To be done - Read the listing and extract each line that includes the word "this".

Provided records -
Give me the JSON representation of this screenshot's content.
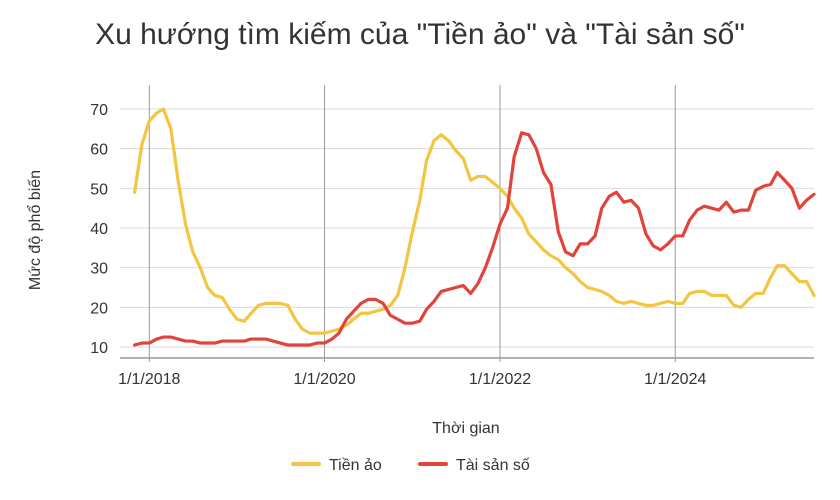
{
  "chart_data": {
    "type": "line",
    "title": "Xu hướng tìm kiếm của \"Tiền ảo\" và \"Tài sản số\"",
    "xlabel": "Thời gian",
    "ylabel": "Mức độ phổ biến",
    "ylim": [
      10,
      70
    ],
    "yticks": [
      "10",
      "20",
      "30",
      "40",
      "50",
      "60",
      "70"
    ],
    "xticks": [
      "1/1/2018",
      "1/1/2020",
      "1/1/2022",
      "1/1/2024"
    ],
    "grid": "horizontal",
    "legend": "bottom",
    "series": [
      {
        "name": "Tiền ảo",
        "color": "#F4C542",
        "points": [
          [
            "2017-11-01",
            49
          ],
          [
            "2017-12-01",
            61
          ],
          [
            "2018-01-01",
            67
          ],
          [
            "2018-02-01",
            69
          ],
          [
            "2018-03-01",
            70
          ],
          [
            "2018-04-01",
            65
          ],
          [
            "2018-05-01",
            52
          ],
          [
            "2018-06-01",
            41
          ],
          [
            "2018-07-01",
            34
          ],
          [
            "2018-08-01",
            30
          ],
          [
            "2018-09-01",
            25
          ],
          [
            "2018-10-01",
            23
          ],
          [
            "2018-11-01",
            22.5
          ],
          [
            "2018-12-01",
            19.5
          ],
          [
            "2019-01-01",
            17
          ],
          [
            "2019-02-01",
            16.5
          ],
          [
            "2019-03-01",
            18.5
          ],
          [
            "2019-04-01",
            20.5
          ],
          [
            "2019-05-01",
            21
          ],
          [
            "2019-06-01",
            21
          ],
          [
            "2019-07-01",
            21
          ],
          [
            "2019-08-01",
            20.5
          ],
          [
            "2019-09-01",
            17
          ],
          [
            "2019-10-01",
            14.5
          ],
          [
            "2019-11-01",
            13.5
          ],
          [
            "2019-12-01",
            13.5
          ],
          [
            "2020-01-01",
            13.5
          ],
          [
            "2020-02-01",
            14
          ],
          [
            "2020-03-01",
            14.5
          ],
          [
            "2020-04-01",
            15.5
          ],
          [
            "2020-05-01",
            17
          ],
          [
            "2020-06-01",
            18.5
          ],
          [
            "2020-07-01",
            18.5
          ],
          [
            "2020-08-01",
            19
          ],
          [
            "2020-09-01",
            19.5
          ],
          [
            "2020-10-01",
            20.5
          ],
          [
            "2020-11-01",
            23
          ],
          [
            "2020-12-01",
            30
          ],
          [
            "2021-01-01",
            39
          ],
          [
            "2021-02-01",
            47
          ],
          [
            "2021-03-01",
            57
          ],
          [
            "2021-04-01",
            62
          ],
          [
            "2021-05-01",
            63.5
          ],
          [
            "2021-06-01",
            62
          ],
          [
            "2021-07-01",
            59.5
          ],
          [
            "2021-08-01",
            57.5
          ],
          [
            "2021-09-01",
            52
          ],
          [
            "2021-10-01",
            53
          ],
          [
            "2021-11-01",
            53
          ],
          [
            "2021-12-01",
            51.5
          ],
          [
            "2022-01-01",
            50
          ],
          [
            "2022-02-01",
            48
          ],
          [
            "2022-03-01",
            45
          ],
          [
            "2022-04-01",
            42.5
          ],
          [
            "2022-05-01",
            38.5
          ],
          [
            "2022-06-01",
            36.5
          ],
          [
            "2022-07-01",
            34.5
          ],
          [
            "2022-08-01",
            33
          ],
          [
            "2022-09-01",
            32
          ],
          [
            "2022-10-01",
            30
          ],
          [
            "2022-11-01",
            28.5
          ],
          [
            "2022-12-01",
            26.5
          ],
          [
            "2023-01-01",
            25
          ],
          [
            "2023-02-01",
            24.5
          ],
          [
            "2023-03-01",
            24
          ],
          [
            "2023-04-01",
            23
          ],
          [
            "2023-05-01",
            21.5
          ],
          [
            "2023-06-01",
            21
          ],
          [
            "2023-07-01",
            21.5
          ],
          [
            "2023-08-01",
            21
          ],
          [
            "2023-09-01",
            20.5
          ],
          [
            "2023-10-01",
            20.5
          ],
          [
            "2023-11-01",
            21
          ],
          [
            "2023-12-01",
            21.5
          ],
          [
            "2024-01-01",
            21
          ],
          [
            "2024-02-01",
            21
          ],
          [
            "2024-03-01",
            23.5
          ],
          [
            "2024-04-01",
            24
          ],
          [
            "2024-05-01",
            24
          ],
          [
            "2024-06-01",
            23
          ],
          [
            "2024-07-01",
            23
          ],
          [
            "2024-08-01",
            23
          ],
          [
            "2024-09-01",
            20.5
          ],
          [
            "2024-10-01",
            20
          ],
          [
            "2024-11-01",
            22
          ],
          [
            "2024-12-01",
            23.5
          ],
          [
            "2025-01-01",
            23.5
          ],
          [
            "2025-02-01",
            27.5
          ],
          [
            "2025-03-01",
            30.5
          ],
          [
            "2025-04-01",
            30.5
          ],
          [
            "2025-05-01",
            28.5
          ],
          [
            "2025-06-01",
            26.5
          ],
          [
            "2025-07-01",
            26.5
          ],
          [
            "2025-08-01",
            23
          ]
        ]
      },
      {
        "name": "Tài sản số",
        "color": "#E0443A",
        "points": [
          [
            "2017-11-01",
            10.5
          ],
          [
            "2017-12-01",
            11
          ],
          [
            "2018-01-01",
            11
          ],
          [
            "2018-02-01",
            12
          ],
          [
            "2018-03-01",
            12.5
          ],
          [
            "2018-04-01",
            12.5
          ],
          [
            "2018-05-01",
            12
          ],
          [
            "2018-06-01",
            11.5
          ],
          [
            "2018-07-01",
            11.5
          ],
          [
            "2018-08-01",
            11
          ],
          [
            "2018-09-01",
            11
          ],
          [
            "2018-10-01",
            11
          ],
          [
            "2018-11-01",
            11.5
          ],
          [
            "2018-12-01",
            11.5
          ],
          [
            "2019-01-01",
            11.5
          ],
          [
            "2019-02-01",
            11.5
          ],
          [
            "2019-03-01",
            12
          ],
          [
            "2019-04-01",
            12
          ],
          [
            "2019-05-01",
            12
          ],
          [
            "2019-06-01",
            11.5
          ],
          [
            "2019-07-01",
            11
          ],
          [
            "2019-08-01",
            10.5
          ],
          [
            "2019-09-01",
            10.5
          ],
          [
            "2019-10-01",
            10.5
          ],
          [
            "2019-11-01",
            10.5
          ],
          [
            "2019-12-01",
            11
          ],
          [
            "2020-01-01",
            11
          ],
          [
            "2020-02-01",
            12
          ],
          [
            "2020-03-01",
            13.5
          ],
          [
            "2020-04-01",
            17
          ],
          [
            "2020-05-01",
            19
          ],
          [
            "2020-06-01",
            21
          ],
          [
            "2020-07-01",
            22
          ],
          [
            "2020-08-01",
            22
          ],
          [
            "2020-09-01",
            21
          ],
          [
            "2020-10-01",
            18
          ],
          [
            "2020-11-01",
            17
          ],
          [
            "2020-12-01",
            16
          ],
          [
            "2021-01-01",
            16
          ],
          [
            "2021-02-01",
            16.5
          ],
          [
            "2021-03-01",
            19.5
          ],
          [
            "2021-04-01",
            21.5
          ],
          [
            "2021-05-01",
            24
          ],
          [
            "2021-06-01",
            24.5
          ],
          [
            "2021-07-01",
            25
          ],
          [
            "2021-08-01",
            25.5
          ],
          [
            "2021-09-01",
            23.5
          ],
          [
            "2021-10-01",
            26
          ],
          [
            "2021-11-01",
            30
          ],
          [
            "2021-12-01",
            35
          ],
          [
            "2022-01-01",
            41
          ],
          [
            "2022-02-01",
            45
          ],
          [
            "2022-03-01",
            58
          ],
          [
            "2022-04-01",
            64
          ],
          [
            "2022-05-01",
            63.5
          ],
          [
            "2022-06-01",
            60
          ],
          [
            "2022-07-01",
            54
          ],
          [
            "2022-08-01",
            51
          ],
          [
            "2022-09-01",
            39
          ],
          [
            "2022-10-01",
            34
          ],
          [
            "2022-11-01",
            33
          ],
          [
            "2022-12-01",
            36
          ],
          [
            "2023-01-01",
            36
          ],
          [
            "2023-02-01",
            38
          ],
          [
            "2023-03-01",
            45
          ],
          [
            "2023-04-01",
            48
          ],
          [
            "2023-05-01",
            49
          ],
          [
            "2023-06-01",
            46.5
          ],
          [
            "2023-07-01",
            47
          ],
          [
            "2023-08-01",
            45
          ],
          [
            "2023-09-01",
            38.5
          ],
          [
            "2023-10-01",
            35.5
          ],
          [
            "2023-11-01",
            34.5
          ],
          [
            "2023-12-01",
            36
          ],
          [
            "2024-01-01",
            38
          ],
          [
            "2024-02-01",
            38
          ],
          [
            "2024-03-01",
            42
          ],
          [
            "2024-04-01",
            44.5
          ],
          [
            "2024-05-01",
            45.5
          ],
          [
            "2024-06-01",
            45
          ],
          [
            "2024-07-01",
            44.5
          ],
          [
            "2024-08-01",
            46.5
          ],
          [
            "2024-09-01",
            44
          ],
          [
            "2024-10-01",
            44.5
          ],
          [
            "2024-11-01",
            44.5
          ],
          [
            "2024-12-01",
            49.5
          ],
          [
            "2025-01-01",
            50.5
          ],
          [
            "2025-02-01",
            51
          ],
          [
            "2025-03-01",
            54
          ],
          [
            "2025-04-01",
            52
          ],
          [
            "2025-05-01",
            50
          ],
          [
            "2025-06-01",
            45
          ],
          [
            "2025-07-01",
            47
          ],
          [
            "2025-08-01",
            48.5
          ]
        ]
      }
    ]
  }
}
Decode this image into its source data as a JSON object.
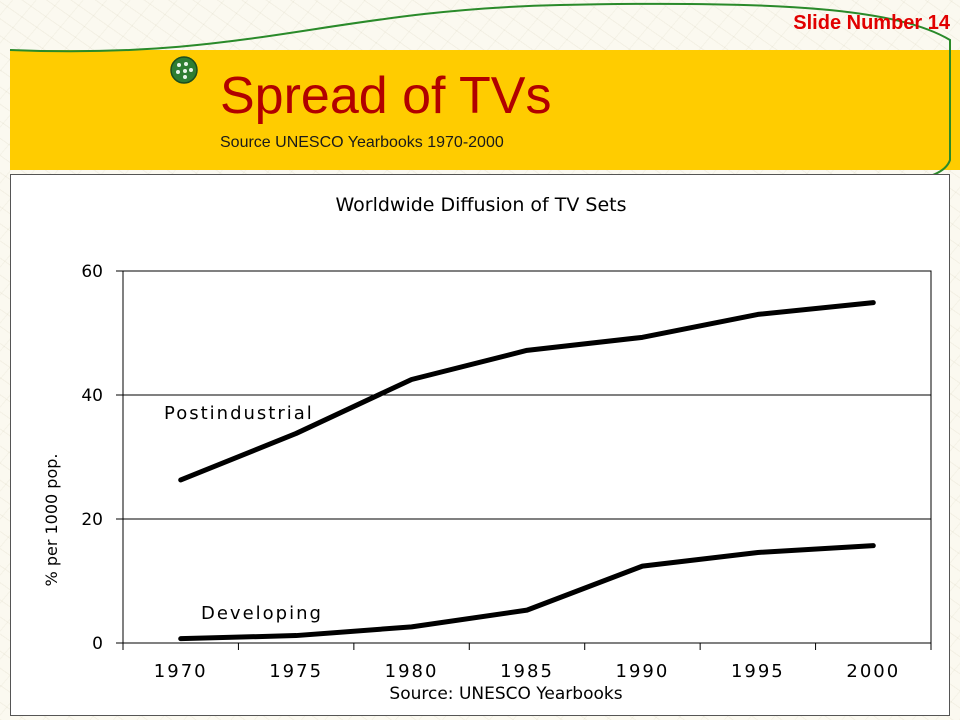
{
  "header": {
    "slide_number": "Slide Number 14",
    "title": "Spread of TVs",
    "subtitle": "Source UNESCO Yearbooks 1970-2000"
  },
  "colors": {
    "title_band": "#ffcc00",
    "title_text": "#b10000",
    "slide_number_text": "#e10000",
    "arc": "#2a8a2a"
  },
  "chart_data": {
    "type": "line",
    "title": "Worldwide Diffusion of  TV Sets",
    "xlabel": "Source: UNESCO Yearbooks",
    "ylabel": "% per 1000 pop.",
    "categories": [
      "1970",
      "1975",
      "1980",
      "1985",
      "1990",
      "1995",
      "2000"
    ],
    "ylim": [
      0,
      60
    ],
    "yticks": [
      0,
      20,
      40,
      60
    ],
    "grid": true,
    "series": [
      {
        "name": "Postindustrial",
        "values": [
          26.3,
          33.8,
          42.5,
          47.2,
          49.3,
          53.0,
          54.9
        ]
      },
      {
        "name": "Developing",
        "values": [
          0.7,
          1.2,
          2.6,
          5.3,
          12.4,
          14.6,
          15.7
        ]
      }
    ]
  }
}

The solution -
Give me the JSON representation of this screenshot's content.
Decode this image into its source data as a JSON object.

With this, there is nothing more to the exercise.